- [TASK TO CARRY OUT]:
Copy the passage of the album text starting with "Bury Me in My Boots is" and going on through "Southern rock influences.", reproducing it word for word.

- [SUPPLIED TEXT]:
** start **
Studio album by The Cadillac Three
- Released: August 5, 2016
- Genre: Country
- Label: Big Machine
- Producers: The Cadillac Three; Dann Huff; Justin Niebank;

The Cadillac Three chronology
| The Cadillac Three (2012) | Bury Me in My Boots (2016) | Legacy (2017) |

= Bury Me in My Boots =

Bury Me in My Boots is the second studio album by American country rock band The Cadillac Three. It was released on August 5, 2016, via Big Machine Records. The album includes the singles "The South", "Party Like You", and "White Lightning".

==Critical reception==
Stephen Thomas Erlewine criticized the more novelty-driven numbers and occasional influence of bro-country, but praised the band's Southern rock influences.

==Track listing==

| No. | Title | Writer(s) | Length |
|---|---|---|---|
| 1. | "Bury Me in My Boots" | Jaren Johnston, Neil Mason, Kelby Ray Caldwell | 3:52 |
| 2. | "Slide" | Johnston, Mason, Lindsay Rimes | 2:35 |
| 3. | "Drunk Like You" | Johnston, Mason, Jesse Frasure | 3:30 |
| 4. | "Graffiti" | Mason, Luke Dick, Corey Crowder | 3:14 |
| 5. | "Buzzin'" | Johnston, Luke Laird | 3:55 |
| 6. | "Party Like You" | Johnston, Jimmy Robbins, Jon Nite | 3:07 |
| 7. | "Ship Faced" | Brent Anderson, Jerrod Niemann, Johnston | 3:15 |
| 8. | "Soundtrack to a Six Pack" | Johnston, Mason, Benjamin Cashatt | 3:35 |
| 9. | "White Lightning" | Johnston | 2:58 |
| 10. | "The South" (featuring Dierks Bentley, Florida Georgia Line, and Mike Eli) | Johnston | 4:36 |
| 11. | "This Accent" | Johnston, Mason, Robbins | 3:54 |
| 12. | "Peace Love & Dixie" | Johnston, Mason, Ryan Hurd | 2:41 |
| 13. | "Hot Damn" | Andrew Dorff, Johnston, Mason, Caldwell | 3:04 |
| 14. | "Runnin' Red Lights" | Johnston, Mason | 3:06 |

==Personnel==
From Bury Me in My Boots liner notes and backing card.
** end **
- [RECORDS]:
** start **
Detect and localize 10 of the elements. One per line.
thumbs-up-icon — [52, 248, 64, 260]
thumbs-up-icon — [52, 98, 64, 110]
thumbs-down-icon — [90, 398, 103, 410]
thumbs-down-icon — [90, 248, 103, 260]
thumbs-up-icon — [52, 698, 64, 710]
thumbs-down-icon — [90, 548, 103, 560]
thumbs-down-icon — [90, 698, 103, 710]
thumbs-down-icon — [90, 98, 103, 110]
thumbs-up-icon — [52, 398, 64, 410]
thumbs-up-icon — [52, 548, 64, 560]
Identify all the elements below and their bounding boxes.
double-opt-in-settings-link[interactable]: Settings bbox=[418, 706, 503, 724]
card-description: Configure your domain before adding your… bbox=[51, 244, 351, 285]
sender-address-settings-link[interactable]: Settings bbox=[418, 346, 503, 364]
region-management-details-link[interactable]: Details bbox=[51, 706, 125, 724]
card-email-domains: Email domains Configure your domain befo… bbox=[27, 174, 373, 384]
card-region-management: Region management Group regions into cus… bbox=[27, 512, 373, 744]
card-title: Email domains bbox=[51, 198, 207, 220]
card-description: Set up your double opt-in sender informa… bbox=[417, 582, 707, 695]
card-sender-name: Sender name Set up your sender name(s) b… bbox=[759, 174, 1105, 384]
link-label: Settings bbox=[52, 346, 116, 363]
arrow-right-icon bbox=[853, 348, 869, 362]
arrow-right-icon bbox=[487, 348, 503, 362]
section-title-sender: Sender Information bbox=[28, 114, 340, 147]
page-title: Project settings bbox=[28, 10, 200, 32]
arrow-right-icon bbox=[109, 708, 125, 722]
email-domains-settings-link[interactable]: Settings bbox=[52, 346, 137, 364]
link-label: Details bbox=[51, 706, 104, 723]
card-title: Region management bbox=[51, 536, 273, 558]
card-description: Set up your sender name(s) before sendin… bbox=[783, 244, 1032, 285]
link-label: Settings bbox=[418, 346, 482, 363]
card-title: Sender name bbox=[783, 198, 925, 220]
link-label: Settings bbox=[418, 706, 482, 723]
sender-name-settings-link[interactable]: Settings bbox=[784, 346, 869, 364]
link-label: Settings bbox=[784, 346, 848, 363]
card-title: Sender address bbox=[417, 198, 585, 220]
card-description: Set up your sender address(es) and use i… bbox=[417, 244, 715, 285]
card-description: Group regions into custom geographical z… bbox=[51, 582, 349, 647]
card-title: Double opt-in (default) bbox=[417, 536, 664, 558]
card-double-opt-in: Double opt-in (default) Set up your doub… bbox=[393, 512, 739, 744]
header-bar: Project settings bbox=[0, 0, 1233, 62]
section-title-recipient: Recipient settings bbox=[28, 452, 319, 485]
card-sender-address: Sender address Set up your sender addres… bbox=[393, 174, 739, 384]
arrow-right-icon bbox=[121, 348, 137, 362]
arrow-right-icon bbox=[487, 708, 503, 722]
** end **
- [TASK ANSWER]:
Bury Me in My Boots is the second studio album by American country rock band The Cadillac Three. It was released on August 5, 2016, via Big Machine Records. The album includes the singles "The South", "Party Like You", and "White Lightning".

==Critical reception==
Stephen Thomas Erlewine criticized the more novelty-driven numbers and occasional influence of bro-country, but praised the band's Southern rock influences.